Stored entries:
------

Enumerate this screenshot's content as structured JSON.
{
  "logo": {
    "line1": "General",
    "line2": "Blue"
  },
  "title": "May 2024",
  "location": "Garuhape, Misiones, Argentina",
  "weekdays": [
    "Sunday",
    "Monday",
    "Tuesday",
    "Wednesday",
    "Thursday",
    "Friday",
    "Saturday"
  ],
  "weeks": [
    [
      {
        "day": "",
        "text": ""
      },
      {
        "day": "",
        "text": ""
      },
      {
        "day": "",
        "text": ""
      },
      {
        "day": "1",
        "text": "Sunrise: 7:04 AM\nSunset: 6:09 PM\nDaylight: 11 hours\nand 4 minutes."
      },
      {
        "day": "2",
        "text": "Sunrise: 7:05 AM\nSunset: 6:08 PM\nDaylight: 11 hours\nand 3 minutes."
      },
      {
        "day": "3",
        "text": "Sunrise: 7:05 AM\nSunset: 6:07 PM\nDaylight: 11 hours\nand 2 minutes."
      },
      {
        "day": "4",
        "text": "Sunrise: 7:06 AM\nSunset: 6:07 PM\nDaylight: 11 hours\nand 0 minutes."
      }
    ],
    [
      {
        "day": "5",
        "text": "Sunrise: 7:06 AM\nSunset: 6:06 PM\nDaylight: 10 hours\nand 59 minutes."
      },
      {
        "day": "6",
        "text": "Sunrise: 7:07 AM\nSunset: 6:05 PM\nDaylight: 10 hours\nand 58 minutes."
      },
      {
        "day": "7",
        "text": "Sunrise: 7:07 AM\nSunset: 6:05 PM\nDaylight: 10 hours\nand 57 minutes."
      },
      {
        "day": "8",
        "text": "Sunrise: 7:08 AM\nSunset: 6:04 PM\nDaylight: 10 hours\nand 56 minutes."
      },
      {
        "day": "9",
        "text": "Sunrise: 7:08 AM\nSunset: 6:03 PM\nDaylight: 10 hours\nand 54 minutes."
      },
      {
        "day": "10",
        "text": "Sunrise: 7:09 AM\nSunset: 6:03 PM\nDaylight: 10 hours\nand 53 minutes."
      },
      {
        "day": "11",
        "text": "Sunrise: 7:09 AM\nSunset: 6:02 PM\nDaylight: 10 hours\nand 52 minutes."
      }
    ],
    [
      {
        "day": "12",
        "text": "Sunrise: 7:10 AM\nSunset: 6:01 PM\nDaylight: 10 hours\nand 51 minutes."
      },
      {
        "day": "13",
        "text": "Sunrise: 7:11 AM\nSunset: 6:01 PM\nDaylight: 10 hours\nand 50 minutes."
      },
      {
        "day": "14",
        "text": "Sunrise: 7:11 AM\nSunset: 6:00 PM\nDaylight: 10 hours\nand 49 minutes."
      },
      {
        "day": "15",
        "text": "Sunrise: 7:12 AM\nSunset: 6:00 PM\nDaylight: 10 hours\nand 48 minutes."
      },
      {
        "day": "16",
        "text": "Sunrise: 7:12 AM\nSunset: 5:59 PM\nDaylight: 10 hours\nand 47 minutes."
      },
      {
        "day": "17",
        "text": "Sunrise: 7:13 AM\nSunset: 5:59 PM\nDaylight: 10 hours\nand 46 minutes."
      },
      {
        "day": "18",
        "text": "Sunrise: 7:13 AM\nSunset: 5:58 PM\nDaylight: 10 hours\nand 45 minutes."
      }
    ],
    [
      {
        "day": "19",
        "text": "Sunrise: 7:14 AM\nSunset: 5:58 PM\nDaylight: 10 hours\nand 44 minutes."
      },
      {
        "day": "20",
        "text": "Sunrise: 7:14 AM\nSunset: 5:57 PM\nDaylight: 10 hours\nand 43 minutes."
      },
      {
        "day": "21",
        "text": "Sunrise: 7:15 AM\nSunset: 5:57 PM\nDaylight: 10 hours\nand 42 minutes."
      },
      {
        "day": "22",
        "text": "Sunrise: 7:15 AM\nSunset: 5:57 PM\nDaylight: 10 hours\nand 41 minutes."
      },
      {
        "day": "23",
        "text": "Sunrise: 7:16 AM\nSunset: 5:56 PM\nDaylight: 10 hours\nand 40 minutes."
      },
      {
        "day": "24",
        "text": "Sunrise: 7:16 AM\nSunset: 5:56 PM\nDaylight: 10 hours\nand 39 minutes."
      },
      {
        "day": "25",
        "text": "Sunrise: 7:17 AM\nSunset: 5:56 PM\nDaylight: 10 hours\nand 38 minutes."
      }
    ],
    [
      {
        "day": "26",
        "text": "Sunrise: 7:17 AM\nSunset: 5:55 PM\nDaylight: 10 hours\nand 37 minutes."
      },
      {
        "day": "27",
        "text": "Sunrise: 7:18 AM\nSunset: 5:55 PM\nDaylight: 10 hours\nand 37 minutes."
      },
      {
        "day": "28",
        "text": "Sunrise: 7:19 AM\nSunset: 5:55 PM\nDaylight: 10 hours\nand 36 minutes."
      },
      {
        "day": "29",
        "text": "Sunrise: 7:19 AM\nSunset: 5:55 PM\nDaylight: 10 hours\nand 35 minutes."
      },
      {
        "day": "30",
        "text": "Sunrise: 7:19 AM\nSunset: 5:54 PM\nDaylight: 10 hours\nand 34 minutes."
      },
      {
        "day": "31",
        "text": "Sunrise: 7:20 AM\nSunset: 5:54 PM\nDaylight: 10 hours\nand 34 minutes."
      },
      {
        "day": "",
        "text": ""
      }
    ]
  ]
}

------

* Instructions to follow
Take the listing above and write it out again exactly.

* Answer to this problem
Enumerate this screenshot's content as structured JSON.
{
  "logo": {
    "line1": "General",
    "line2": "Blue"
  },
  "title": "May 2024",
  "location": "Garuhape, Misiones, Argentina",
  "weekdays": [
    "Sunday",
    "Monday",
    "Tuesday",
    "Wednesday",
    "Thursday",
    "Friday",
    "Saturday"
  ],
  "weeks": [
    [
      {
        "day": "",
        "text": ""
      },
      {
        "day": "",
        "text": ""
      },
      {
        "day": "",
        "text": ""
      },
      {
        "day": "1",
        "text": "Sunrise: 7:04 AM\nSunset: 6:09 PM\nDaylight: 11 hours\nand 4 minutes."
      },
      {
        "day": "2",
        "text": "Sunrise: 7:05 AM\nSunset: 6:08 PM\nDaylight: 11 hours\nand 3 minutes."
      },
      {
        "day": "3",
        "text": "Sunrise: 7:05 AM\nSunset: 6:07 PM\nDaylight: 11 hours\nand 2 minutes."
      },
      {
        "day": "4",
        "text": "Sunrise: 7:06 AM\nSunset: 6:07 PM\nDaylight: 11 hours\nand 0 minutes."
      }
    ],
    [
      {
        "day": "5",
        "text": "Sunrise: 7:06 AM\nSunset: 6:06 PM\nDaylight: 10 hours\nand 59 minutes."
      },
      {
        "day": "6",
        "text": "Sunrise: 7:07 AM\nSunset: 6:05 PM\nDaylight: 10 hours\nand 58 minutes."
      },
      {
        "day": "7",
        "text": "Sunrise: 7:07 AM\nSunset: 6:05 PM\nDaylight: 10 hours\nand 57 minutes."
      },
      {
        "day": "8",
        "text": "Sunrise: 7:08 AM\nSunset: 6:04 PM\nDaylight: 10 hours\nand 56 minutes."
      },
      {
        "day": "9",
        "text": "Sunrise: 7:08 AM\nSunset: 6:03 PM\nDaylight: 10 hours\nand 54 minutes."
      },
      {
        "day": "10",
        "text": "Sunrise: 7:09 AM\nSunset: 6:03 PM\nDaylight: 10 hours\nand 53 minutes."
      },
      {
        "day": "11",
        "text": "Sunrise: 7:09 AM\nSunset: 6:02 PM\nDaylight: 10 hours\nand 52 minutes."
      }
    ],
    [
      {
        "day": "12",
        "text": "Sunrise: 7:10 AM\nSunset: 6:01 PM\nDaylight: 10 hours\nand 51 minutes."
      },
      {
        "day": "13",
        "text": "Sunrise: 7:11 AM\nSunset: 6:01 PM\nDaylight: 10 hours\nand 50 minutes."
      },
      {
        "day": "14",
        "text": "Sunrise: 7:11 AM\nSunset: 6:00 PM\nDaylight: 10 hours\nand 49 minutes."
      },
      {
        "day": "15",
        "text": "Sunrise: 7:12 AM\nSunset: 6:00 PM\nDaylight: 10 hours\nand 48 minutes."
      },
      {
        "day": "16",
        "text": "Sunrise: 7:12 AM\nSunset: 5:59 PM\nDaylight: 10 hours\nand 47 minutes."
      },
      {
        "day": "17",
        "text": "Sunrise: 7:13 AM\nSunset: 5:59 PM\nDaylight: 10 hours\nand 46 minutes."
      },
      {
        "day": "18",
        "text": "Sunrise: 7:13 AM\nSunset: 5:58 PM\nDaylight: 10 hours\nand 45 minutes."
      }
    ],
    [
      {
        "day": "19",
        "text": "Sunrise: 7:14 AM\nSunset: 5:58 PM\nDaylight: 10 hours\nand 44 minutes."
      },
      {
        "day": "20",
        "text": "Sunrise: 7:14 AM\nSunset: 5:57 PM\nDaylight: 10 hours\nand 43 minutes."
      },
      {
        "day": "21",
        "text": "Sunrise: 7:15 AM\nSunset: 5:57 PM\nDaylight: 10 hours\nand 42 minutes."
      },
      {
        "day": "22",
        "text": "Sunrise: 7:15 AM\nSunset: 5:57 PM\nDaylight: 10 hours\nand 41 minutes."
      },
      {
        "day": "23",
        "text": "Sunrise: 7:16 AM\nSunset: 5:56 PM\nDaylight: 10 hours\nand 40 minutes."
      },
      {
        "day": "24",
        "text": "Sunrise: 7:16 AM\nSunset: 5:56 PM\nDaylight: 10 hours\nand 39 minutes."
      },
      {
        "day": "25",
        "text": "Sunrise: 7:17 AM\nSunset: 5:56 PM\nDaylight: 10 hours\nand 38 minutes."
      }
    ],
    [
      {
        "day": "26",
        "text": "Sunrise: 7:17 AM\nSunset: 5:55 PM\nDaylight: 10 hours\nand 37 minutes."
      },
      {
        "day": "27",
        "text": "Sunrise: 7:18 AM\nSunset: 5:55 PM\nDaylight: 10 hours\nand 37 minutes."
      },
      {
        "day": "28",
        "text": "Sunrise: 7:19 AM\nSunset: 5:55 PM\nDaylight: 10 hours\nand 36 minutes."
      },
      {
        "day": "29",
        "text": "Sunrise: 7:19 AM\nSunset: 5:55 PM\nDaylight: 10 hours\nand 35 minutes."
      },
      {
        "day": "30",
        "text": "Sunrise: 7:19 AM\nSunset: 5:54 PM\nDaylight: 10 hours\nand 34 minutes."
      },
      {
        "day": "31",
        "text": "Sunrise: 7:20 AM\nSunset: 5:54 PM\nDaylight: 10 hours\nand 34 minutes."
      },
      {
        "day": "",
        "text": ""
      }
    ]
  ]
}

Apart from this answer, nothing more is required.